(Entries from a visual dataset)
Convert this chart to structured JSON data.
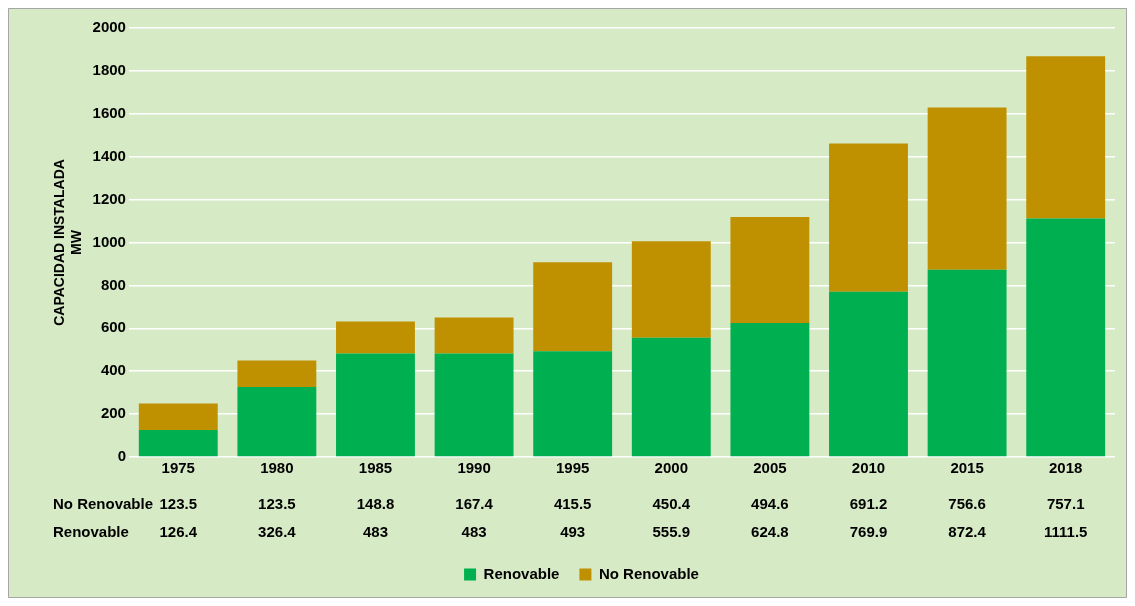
{
  "chart_data": {
    "type": "bar",
    "stacked": true,
    "ylabel": "CAPACIDAD INSTALADA\nMW",
    "categories": [
      "1975",
      "1980",
      "1985",
      "1990",
      "1995",
      "2000",
      "2005",
      "2010",
      "2015",
      "2018"
    ],
    "series": [
      {
        "name": "Renovable",
        "color": "#00b050",
        "values": [
          126.4,
          326.4,
          483,
          483,
          493,
          555.9,
          624.8,
          769.9,
          872.4,
          1111.5
        ]
      },
      {
        "name": "No Renovable",
        "color": "#bf9000",
        "values": [
          123.5,
          123.5,
          148.8,
          167.4,
          415.5,
          450.4,
          494.6,
          691.2,
          756.6,
          757.1
        ]
      }
    ],
    "ylim": [
      0,
      2000
    ],
    "yticks": [
      0,
      200,
      400,
      600,
      800,
      1000,
      1200,
      1400,
      1600,
      1800,
      2000
    ],
    "grid": "y",
    "legend": "bottom",
    "data_labels": true
  }
}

| Problem to solve |
Output the entries above exactly, without their pictures.

| Problem solution |
Convert this chart to structured JSON data.
{
  "chart_data": {
    "type": "bar",
    "stacked": true,
    "ylabel": "CAPACIDAD INSTALADA\nMW",
    "categories": [
      "1975",
      "1980",
      "1985",
      "1990",
      "1995",
      "2000",
      "2005",
      "2010",
      "2015",
      "2018"
    ],
    "series": [
      {
        "name": "Renovable",
        "color": "#00b050",
        "values": [
          126.4,
          326.4,
          483,
          483,
          493,
          555.9,
          624.8,
          769.9,
          872.4,
          1111.5
        ]
      },
      {
        "name": "No Renovable",
        "color": "#bf9000",
        "values": [
          123.5,
          123.5,
          148.8,
          167.4,
          415.5,
          450.4,
          494.6,
          691.2,
          756.6,
          757.1
        ]
      }
    ],
    "ylim": [
      0,
      2000
    ],
    "yticks": [
      0,
      200,
      400,
      600,
      800,
      1000,
      1200,
      1400,
      1600,
      1800,
      2000
    ],
    "grid": "y",
    "legend": "bottom",
    "data_labels": true
  }
}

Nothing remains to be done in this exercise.